* **WHAT IS EXPECTED**
Without the pictures, give the entries below again exactly as written.

* **STORED RECORDS**
----------

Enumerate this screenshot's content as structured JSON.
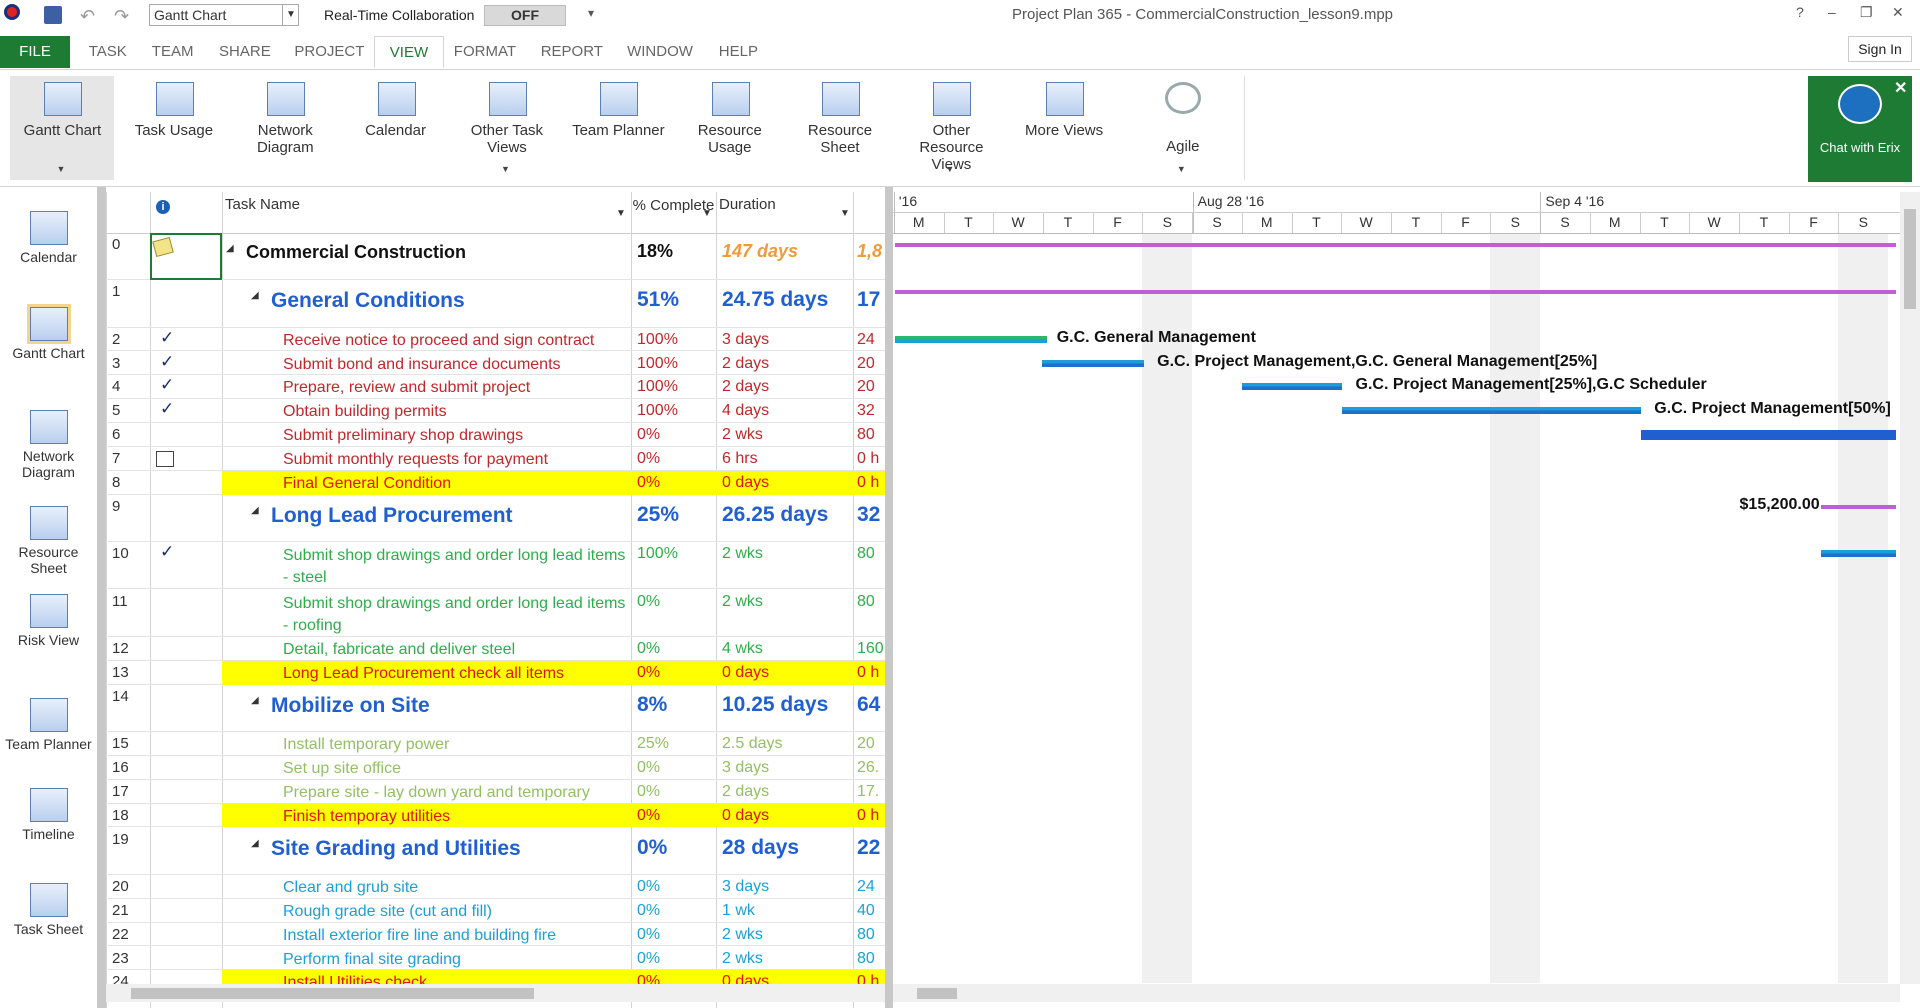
{
  "titlebar": {
    "view_select": "Gantt Chart",
    "collab_label": "Real-Time Collaboration",
    "collab_state": "OFF",
    "title": "Project Plan 365 - CommercialConstruction_lesson9.mpp"
  },
  "menu": {
    "tabs": [
      "FILE",
      "TASK",
      "TEAM",
      "SHARE",
      "PROJECT",
      "VIEW",
      "FORMAT",
      "REPORT",
      "WINDOW",
      "HELP"
    ],
    "sign_in": "Sign In"
  },
  "ribbon": {
    "buttons": [
      "Gantt Chart",
      "Task Usage",
      "Network Diagram",
      "Calendar",
      "Other Task Views",
      "Team Planner",
      "Resource Usage",
      "Resource Sheet",
      "Other Resource Views",
      "More Views",
      "Agile"
    ],
    "chat": "Chat with Erix"
  },
  "sidebar": [
    "Calendar",
    "Gantt Chart",
    "Network Diagram",
    "Resource Sheet",
    "Risk View",
    "Team Planner",
    "Timeline",
    "Task Sheet"
  ],
  "table": {
    "columns": [
      "Task Name",
      "% Complete",
      "Duration"
    ],
    "rows": [
      {
        "id": "0",
        "name": "Commercial Construction",
        "pct": "18%",
        "duration": "147 days",
        "cost": "1,8",
        "summary": true,
        "color": "#111111",
        "indicator": "note"
      },
      {
        "id": "1",
        "name": "General Conditions",
        "pct": "51%",
        "duration": "24.75 days",
        "cost": "17",
        "summary": true,
        "color": "#1f5fd0"
      },
      {
        "id": "2",
        "name": "Receive notice to proceed and sign contract",
        "pct": "100%",
        "duration": "3 days",
        "cost": "24",
        "color": "#c0282a",
        "indicator": "check"
      },
      {
        "id": "3",
        "name": "Submit bond and insurance documents",
        "pct": "100%",
        "duration": "2 days",
        "cost": "20",
        "color": "#c0282a",
        "indicator": "check"
      },
      {
        "id": "4",
        "name": "Prepare, review and submit project",
        "pct": "100%",
        "duration": "2 days",
        "cost": "20",
        "color": "#c0282a",
        "indicator": "check"
      },
      {
        "id": "5",
        "name": "Obtain building permits",
        "pct": "100%",
        "duration": "4 days",
        "cost": "32",
        "color": "#c0282a",
        "indicator": "check"
      },
      {
        "id": "6",
        "name": "Submit preliminary shop drawings",
        "pct": "0%",
        "duration": "2 wks",
        "cost": "80",
        "color": "#c0282a"
      },
      {
        "id": "7",
        "name": "Submit monthly requests for payment",
        "pct": "0%",
        "duration": "6 hrs",
        "cost": "0 h",
        "color": "#c0282a",
        "indicator": "recurring"
      },
      {
        "id": "8",
        "name": "Final General Condition",
        "pct": "0%",
        "duration": "0 days",
        "cost": "0 h",
        "milestone": true,
        "color": "#e0140f"
      },
      {
        "id": "9",
        "name": "Long Lead Procurement",
        "pct": "25%",
        "duration": "26.25 days",
        "cost": "32",
        "summary": true,
        "color": "#1f5fd0"
      },
      {
        "id": "10",
        "name": "Submit shop drawings and order long lead items - steel",
        "pct": "100%",
        "duration": "2 wks",
        "cost": "80",
        "color": "#2eae4a",
        "indicator": "check",
        "wrap": true
      },
      {
        "id": "11",
        "name": "Submit shop drawings and order long lead items - roofing",
        "pct": "0%",
        "duration": "2 wks",
        "cost": "80",
        "color": "#2eae4a",
        "wrap": true
      },
      {
        "id": "12",
        "name": "Detail, fabricate and deliver steel",
        "pct": "0%",
        "duration": "4 wks",
        "cost": "160",
        "color": "#2eae4a"
      },
      {
        "id": "13",
        "name": "Long Lead Procurement check all items",
        "pct": "0%",
        "duration": "0 days",
        "cost": "0 h",
        "milestone": true,
        "color": "#e0140f"
      },
      {
        "id": "14",
        "name": "Mobilize on Site",
        "pct": "8%",
        "duration": "10.25 days",
        "cost": "64",
        "summary": true,
        "color": "#1f5fd0"
      },
      {
        "id": "15",
        "name": "Install temporary power",
        "pct": "25%",
        "duration": "2.5 days",
        "cost": "20",
        "color": "#93c062"
      },
      {
        "id": "16",
        "name": "Set up site office",
        "pct": "0%",
        "duration": "3 days",
        "cost": "26.",
        "color": "#93c062"
      },
      {
        "id": "17",
        "name": "Prepare site - lay down yard and temporary",
        "pct": "0%",
        "duration": "2 days",
        "cost": "17.",
        "color": "#93c062"
      },
      {
        "id": "18",
        "name": "Finish temporay utilities",
        "pct": "0%",
        "duration": "0 days",
        "cost": "0 h",
        "milestone": true,
        "color": "#e0140f"
      },
      {
        "id": "19",
        "name": "Site Grading and Utilities",
        "pct": "0%",
        "duration": "28 days",
        "cost": "22",
        "summary": true,
        "color": "#1f5fd0"
      },
      {
        "id": "20",
        "name": "Clear and grub site",
        "pct": "0%",
        "duration": "3 days",
        "cost": "24",
        "color": "#1aa0d8"
      },
      {
        "id": "21",
        "name": "Rough grade site (cut and fill)",
        "pct": "0%",
        "duration": "1 wk",
        "cost": "40",
        "color": "#1aa0d8"
      },
      {
        "id": "22",
        "name": "Install exterior fire line and building fire",
        "pct": "0%",
        "duration": "2 wks",
        "cost": "80",
        "color": "#1aa0d8"
      },
      {
        "id": "23",
        "name": "Perform final site grading",
        "pct": "0%",
        "duration": "2 wks",
        "cost": "80",
        "color": "#1aa0d8"
      },
      {
        "id": "24",
        "name": "Install Utilities check",
        "pct": "0%",
        "duration": "0 days",
        "cost": "0 h",
        "milestone": true,
        "color": "#e0140f"
      }
    ]
  },
  "gantt": {
    "weeks": [
      "'16",
      "Aug 28 '16",
      "Sep 4 '16"
    ],
    "days": [
      "M",
      "T",
      "W",
      "T",
      "F",
      "S",
      "S",
      "M",
      "T",
      "W",
      "T",
      "F",
      "S",
      "S",
      "M",
      "T",
      "W",
      "T",
      "F",
      "S"
    ],
    "labels": [
      "G.C. General Management",
      "G.C. Project Management,G.C. General Management[25%]",
      "G.C. Project Management[25%],G.C Scheduler",
      "G.C. Project Management[50%]",
      "$15,200.00"
    ]
  }
}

----------

* **EXERCISE SOLUTION**
Enumerate this screenshot's content as structured JSON.
{
  "titlebar": {
    "view_select": "Gantt Chart",
    "collab_label": "Real-Time Collaboration",
    "collab_state": "OFF",
    "title": "Project Plan 365 - CommercialConstruction_lesson9.mpp"
  },
  "menu": {
    "tabs": [
      "FILE",
      "TASK",
      "TEAM",
      "SHARE",
      "PROJECT",
      "VIEW",
      "FORMAT",
      "REPORT",
      "WINDOW",
      "HELP"
    ],
    "sign_in": "Sign In"
  },
  "ribbon": {
    "buttons": [
      "Gantt Chart",
      "Task Usage",
      "Network Diagram",
      "Calendar",
      "Other Task Views",
      "Team Planner",
      "Resource Usage",
      "Resource Sheet",
      "Other Resource Views",
      "More Views",
      "Agile"
    ],
    "chat": "Chat with Erix"
  },
  "sidebar": [
    "Calendar",
    "Gantt Chart",
    "Network Diagram",
    "Resource Sheet",
    "Risk View",
    "Team Planner",
    "Timeline",
    "Task Sheet"
  ],
  "table": {
    "columns": [
      "Task Name",
      "% Complete",
      "Duration"
    ],
    "rows": [
      {
        "id": "0",
        "name": "Commercial Construction",
        "pct": "18%",
        "duration": "147 days",
        "cost": "1,8",
        "summary": true,
        "color": "#111111",
        "indicator": "note"
      },
      {
        "id": "1",
        "name": "General Conditions",
        "pct": "51%",
        "duration": "24.75 days",
        "cost": "17",
        "summary": true,
        "color": "#1f5fd0"
      },
      {
        "id": "2",
        "name": "Receive notice to proceed and sign contract",
        "pct": "100%",
        "duration": "3 days",
        "cost": "24",
        "color": "#c0282a",
        "indicator": "check"
      },
      {
        "id": "3",
        "name": "Submit bond and insurance documents",
        "pct": "100%",
        "duration": "2 days",
        "cost": "20",
        "color": "#c0282a",
        "indicator": "check"
      },
      {
        "id": "4",
        "name": "Prepare, review and submit project",
        "pct": "100%",
        "duration": "2 days",
        "cost": "20",
        "color": "#c0282a",
        "indicator": "check"
      },
      {
        "id": "5",
        "name": "Obtain building permits",
        "pct": "100%",
        "duration": "4 days",
        "cost": "32",
        "color": "#c0282a",
        "indicator": "check"
      },
      {
        "id": "6",
        "name": "Submit preliminary shop drawings",
        "pct": "0%",
        "duration": "2 wks",
        "cost": "80",
        "color": "#c0282a"
      },
      {
        "id": "7",
        "name": "Submit monthly requests for payment",
        "pct": "0%",
        "duration": "6 hrs",
        "cost": "0 h",
        "color": "#c0282a",
        "indicator": "recurring"
      },
      {
        "id": "8",
        "name": "Final General Condition",
        "pct": "0%",
        "duration": "0 days",
        "cost": "0 h",
        "milestone": true,
        "color": "#e0140f"
      },
      {
        "id": "9",
        "name": "Long Lead Procurement",
        "pct": "25%",
        "duration": "26.25 days",
        "cost": "32",
        "summary": true,
        "color": "#1f5fd0"
      },
      {
        "id": "10",
        "name": "Submit shop drawings and order long lead items - steel",
        "pct": "100%",
        "duration": "2 wks",
        "cost": "80",
        "color": "#2eae4a",
        "indicator": "check",
        "wrap": true
      },
      {
        "id": "11",
        "name": "Submit shop drawings and order long lead items - roofing",
        "pct": "0%",
        "duration": "2 wks",
        "cost": "80",
        "color": "#2eae4a",
        "wrap": true
      },
      {
        "id": "12",
        "name": "Detail, fabricate and deliver steel",
        "pct": "0%",
        "duration": "4 wks",
        "cost": "160",
        "color": "#2eae4a"
      },
      {
        "id": "13",
        "name": "Long Lead Procurement check all items",
        "pct": "0%",
        "duration": "0 days",
        "cost": "0 h",
        "milestone": true,
        "color": "#e0140f"
      },
      {
        "id": "14",
        "name": "Mobilize on Site",
        "pct": "8%",
        "duration": "10.25 days",
        "cost": "64",
        "summary": true,
        "color": "#1f5fd0"
      },
      {
        "id": "15",
        "name": "Install temporary power",
        "pct": "25%",
        "duration": "2.5 days",
        "cost": "20",
        "color": "#93c062"
      },
      {
        "id": "16",
        "name": "Set up site office",
        "pct": "0%",
        "duration": "3 days",
        "cost": "26.",
        "color": "#93c062"
      },
      {
        "id": "17",
        "name": "Prepare site - lay down yard and temporary",
        "pct": "0%",
        "duration": "2 days",
        "cost": "17.",
        "color": "#93c062"
      },
      {
        "id": "18",
        "name": "Finish temporay utilities",
        "pct": "0%",
        "duration": "0 days",
        "cost": "0 h",
        "milestone": true,
        "color": "#e0140f"
      },
      {
        "id": "19",
        "name": "Site Grading and Utilities",
        "pct": "0%",
        "duration": "28 days",
        "cost": "22",
        "summary": true,
        "color": "#1f5fd0"
      },
      {
        "id": "20",
        "name": "Clear and grub site",
        "pct": "0%",
        "duration": "3 days",
        "cost": "24",
        "color": "#1aa0d8"
      },
      {
        "id": "21",
        "name": "Rough grade site (cut and fill)",
        "pct": "0%",
        "duration": "1 wk",
        "cost": "40",
        "color": "#1aa0d8"
      },
      {
        "id": "22",
        "name": "Install exterior fire line and building fire",
        "pct": "0%",
        "duration": "2 wks",
        "cost": "80",
        "color": "#1aa0d8"
      },
      {
        "id": "23",
        "name": "Perform final site grading",
        "pct": "0%",
        "duration": "2 wks",
        "cost": "80",
        "color": "#1aa0d8"
      },
      {
        "id": "24",
        "name": "Install Utilities check",
        "pct": "0%",
        "duration": "0 days",
        "cost": "0 h",
        "milestone": true,
        "color": "#e0140f"
      }
    ]
  },
  "gantt": {
    "weeks": [
      "'16",
      "Aug 28 '16",
      "Sep 4 '16"
    ],
    "days": [
      "M",
      "T",
      "W",
      "T",
      "F",
      "S",
      "S",
      "M",
      "T",
      "W",
      "T",
      "F",
      "S",
      "S",
      "M",
      "T",
      "W",
      "T",
      "F",
      "S"
    ],
    "labels": [
      "G.C. General Management",
      "G.C. Project Management,G.C. General Management[25%]",
      "G.C. Project Management[25%],G.C Scheduler",
      "G.C. Project Management[50%]",
      "$15,200.00"
    ]
  }
}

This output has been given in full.